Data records

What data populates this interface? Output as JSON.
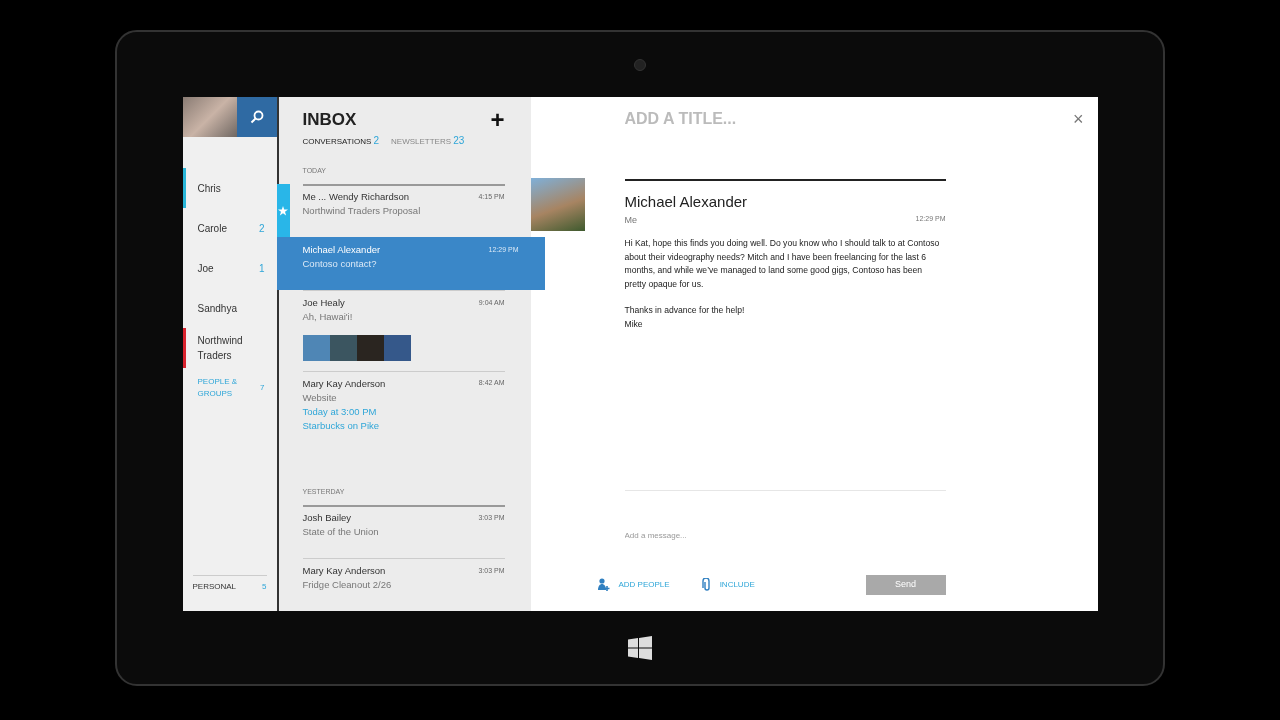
{
  "sidebar": {
    "items": [
      {
        "label": "Chris",
        "color": "#29b6d8",
        "kind": "person"
      },
      {
        "label": "Carole",
        "count": "2",
        "kind": "person"
      },
      {
        "label": "Joe",
        "count": "1",
        "kind": "person"
      },
      {
        "label": "Sandhya",
        "kind": "person"
      },
      {
        "label": "Northwind Traders",
        "color": "#d9232e",
        "kind": "person"
      },
      {
        "label": "PEOPLE & GROUPS",
        "count": "7",
        "kind": "group"
      }
    ],
    "footer_item": {
      "label": "PERSONAL",
      "count": "5"
    }
  },
  "inbox": {
    "title": "INBOX",
    "add_button": "+",
    "tabs": [
      {
        "label": "CONVERSATIONS",
        "count": "2",
        "selected": true
      },
      {
        "label": "NEWSLETTERS",
        "count": "23",
        "selected": false
      }
    ],
    "groups": [
      {
        "label": "TODAY",
        "messages": [
          {
            "sender": "Me ... Wendy Richardson",
            "time": "4:15 PM",
            "subject": "Northwind Traders Proposal",
            "starred": true,
            "selected": false
          },
          {
            "sender": "Michael Alexander",
            "time": "12:29 PM",
            "subject": "Contoso contact?",
            "starred": false,
            "selected": true
          },
          {
            "sender": "Joe Healy",
            "time": "9:04 AM",
            "subject": "Ah, Hawai'i!",
            "starred": false,
            "selected": false,
            "attachments": [
              {
                "kind": "photo"
              },
              {
                "kind": "photo"
              },
              {
                "kind": "photo"
              },
              {
                "kind": "photo"
              }
            ]
          },
          {
            "sender": "Mary Kay Anderson",
            "time": "8:42 AM",
            "subject": "Website",
            "starred": false,
            "selected": false,
            "details": [
              "Today at 3:00 PM",
              "Starbucks on Pike"
            ]
          }
        ]
      },
      {
        "label": "YESTERDAY",
        "messages": [
          {
            "sender": "Josh Bailey",
            "time": "3:03 PM",
            "subject": "State of the Union",
            "starred": false,
            "selected": false
          },
          {
            "sender": "Mary Kay Anderson",
            "time": "3:03 PM",
            "subject": "Fridge Cleanout 2/26",
            "starred": false,
            "selected": false
          }
        ]
      }
    ]
  },
  "detail": {
    "title_placeholder": "ADD A TITLE...",
    "close": "×",
    "message": {
      "sender": "Michael Alexander",
      "to": "Me",
      "time": "12:29 PM",
      "body": [
        "Hi Kat, hope this finds you doing well.  Do you know who I should talk to at Contoso about their videography needs?  Mitch and I have been freelancing for the last 6 months, and while we’ve managed to land some good gigs, Contoso has been pretty opaque for us.",
        "Thanks in advance for the help!\nMike"
      ]
    },
    "reply_placeholder": "Add a message...",
    "actions": [
      {
        "label": "ADD PEOPLE",
        "kind": "people"
      },
      {
        "label": "INCLUDE",
        "kind": "attach"
      }
    ],
    "send": {
      "label": "Send",
      "disabled": true
    }
  }
}
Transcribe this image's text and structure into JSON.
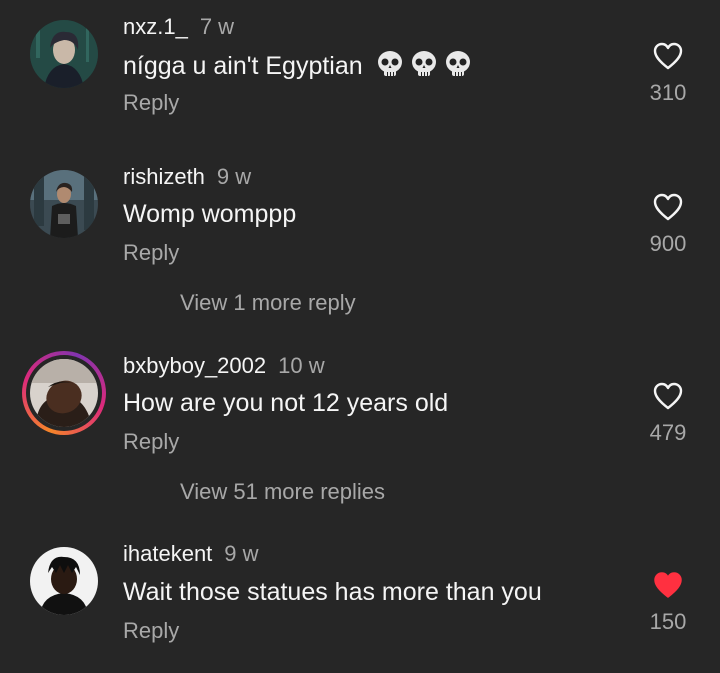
{
  "comments": [
    {
      "username": "nxz.1_",
      "time": "7 w",
      "text": "nígga u ain't Egyptian",
      "emojis": [
        "skull-emoji",
        "skull-emoji",
        "skull-emoji"
      ],
      "reply_label": "Reply",
      "likes": "310",
      "liked": false
    },
    {
      "username": "rishizeth",
      "time": "9 w",
      "text": "Womp womppp",
      "reply_label": "Reply",
      "likes": "900",
      "liked": false,
      "view_more": "View 1 more reply"
    },
    {
      "username": "bxbyboy_2002",
      "time": "10 w",
      "text": "How are you not 12 years old",
      "reply_label": "Reply",
      "likes": "479",
      "liked": false,
      "has_story_ring": true,
      "view_more": "View 51 more replies"
    },
    {
      "username": "ihatekent",
      "time": "9 w",
      "text": "Wait those statues has more than you",
      "reply_label": "Reply",
      "likes": "150",
      "liked": true
    }
  ],
  "colors": {
    "background": "#262626",
    "primary_text": "#f5f5f5",
    "secondary_text": "#a8a8a8",
    "liked_heart": "#ff3040"
  }
}
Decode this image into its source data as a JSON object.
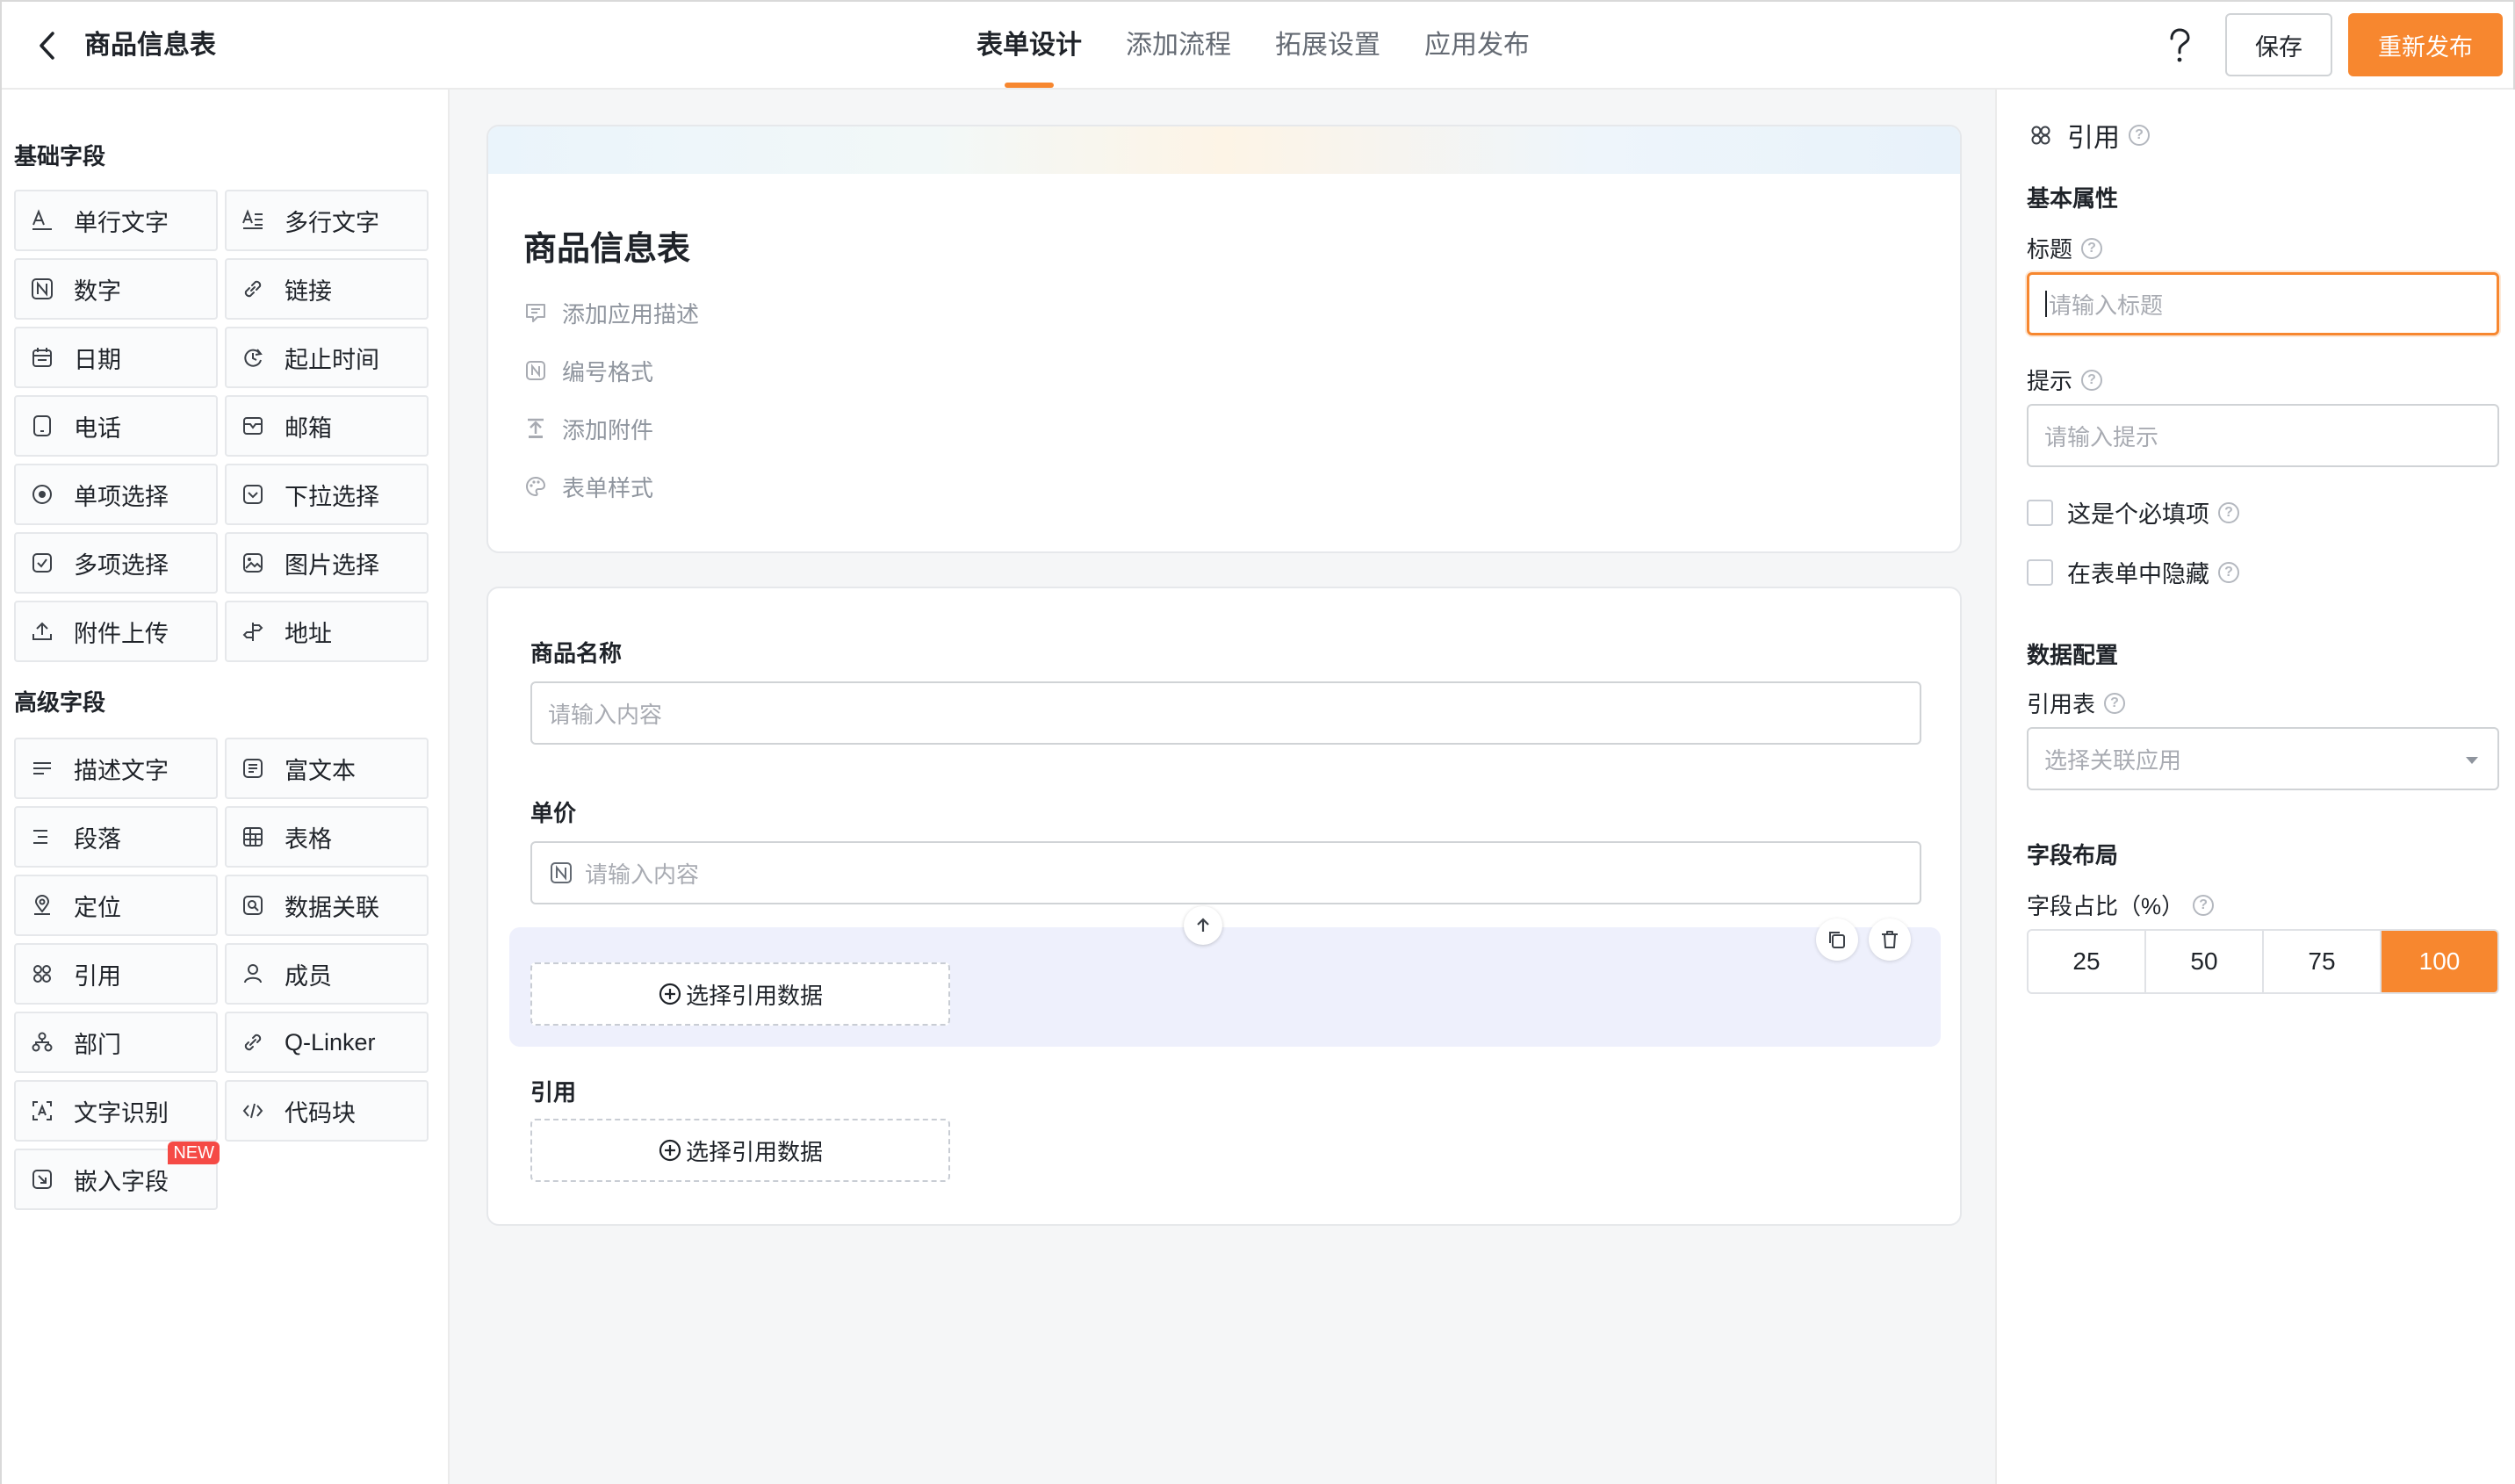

[SHORT EXERCISE]
Omit the pictures and restate the rest of the records verbatim.

[WORKED ANSWER]
What data populates this interface? Output as JSON.
{
  "sidebar": {
    "items": [
      {
        "label": "Chris",
        "color": "#29b6d8",
        "kind": "person"
      },
      {
        "label": "Carole",
        "count": "2",
        "kind": "person"
      },
      {
        "label": "Joe",
        "count": "1",
        "kind": "person"
      },
      {
        "label": "Sandhya",
        "kind": "person"
      },
      {
        "label": "Northwind Traders",
        "color": "#d9232e",
        "kind": "person"
      },
      {
        "label": "PEOPLE & GROUPS",
        "count": "7",
        "kind": "group"
      }
    ],
    "footer_item": {
      "label": "PERSONAL",
      "count": "5"
    }
  },
  "inbox": {
    "title": "INBOX",
    "add_button": "+",
    "tabs": [
      {
        "label": "CONVERSATIONS",
        "count": "2",
        "selected": true
      },
      {
        "label": "NEWSLETTERS",
        "count": "23",
        "selected": false
      }
    ],
    "groups": [
      {
        "label": "TODAY",
        "messages": [
          {
            "sender": "Me ... Wendy Richardson",
            "time": "4:15 PM",
            "subject": "Northwind Traders Proposal",
            "starred": true,
            "selected": false
          },
          {
            "sender": "Michael Alexander",
            "time": "12:29 PM",
            "subject": "Contoso contact?",
            "starred": false,
            "selected": true
          },
          {
            "sender": "Joe Healy",
            "time": "9:04 AM",
            "subject": "Ah, Hawai'i!",
            "starred": false,
            "selected": false,
            "attachments": [
              {
                "kind": "photo"
              },
              {
                "kind": "photo"
              },
              {
                "kind": "photo"
              },
              {
                "kind": "photo"
              }
            ]
          },
          {
            "sender": "Mary Kay Anderson",
            "time": "8:42 AM",
            "subject": "Website",
            "starred": false,
            "selected": false,
            "details": [
              "Today at 3:00 PM",
              "Starbucks on Pike"
            ]
          }
        ]
      },
      {
        "label": "YESTERDAY",
        "messages": [
          {
            "sender": "Josh Bailey",
            "time": "3:03 PM",
            "subject": "State of the Union",
            "starred": false,
            "selected": false
          },
          {
            "sender": "Mary Kay Anderson",
            "time": "3:03 PM",
            "subject": "Fridge Cleanout 2/26",
            "starred": false,
            "selected": false
          }
        ]
      }
    ]
  },
  "detail": {
    "title_placeholder": "ADD A TITLE...",
    "close": "×",
    "message": {
      "sender": "Michael Alexander",
      "to": "Me",
      "time": "12:29 PM",
      "body": [
        "Hi Kat, hope this finds you doing well.  Do you know who I should talk to at Contoso about their videography needs?  Mitch and I have been freelancing for the last 6 months, and while we’ve managed to land some good gigs, Contoso has been pretty opaque for us.",
        "Thanks in advance for the help!\nMike"
      ]
    },
    "reply_placeholder": "Add a message...",
    "actions": [
      {
        "label": "ADD PEOPLE",
        "kind": "people"
      },
      {
        "label": "INCLUDE",
        "kind": "attach"
      }
    ],
    "send": {
      "label": "Send",
      "disabled": true
    }
  }
}
Transcribe this image's text and structure into JSON.
{
  "comments": [
    {
      "username": "nxz.1_",
      "time": "7 w",
      "text": "nígga u ain't Egyptian",
      "emojis": [
        "skull-emoji",
        "skull-emoji",
        "skull-emoji"
      ],
      "reply_label": "Reply",
      "likes": "310",
      "liked": false
    },
    {
      "username": "rishizeth",
      "time": "9 w",
      "text": "Womp womppp",
      "reply_label": "Reply",
      "likes": "900",
      "liked": false,
      "view_more": "View 1 more reply"
    },
    {
      "username": "bxbyboy_2002",
      "time": "10 w",
      "text": "How are you not 12 years old",
      "reply_label": "Reply",
      "likes": "479",
      "liked": false,
      "has_story_ring": true,
      "view_more": "View 51 more replies"
    },
    {
      "username": "ihatekent",
      "time": "9 w",
      "text": "Wait those statues has more than you",
      "reply_label": "Reply",
      "likes": "150",
      "liked": true
    }
  ],
  "colors": {
    "background": "#262626",
    "primary_text": "#f5f5f5",
    "secondary_text": "#a8a8a8",
    "liked_heart": "#ff3040"
  }
}
Decode this image into its source data as a JSON object.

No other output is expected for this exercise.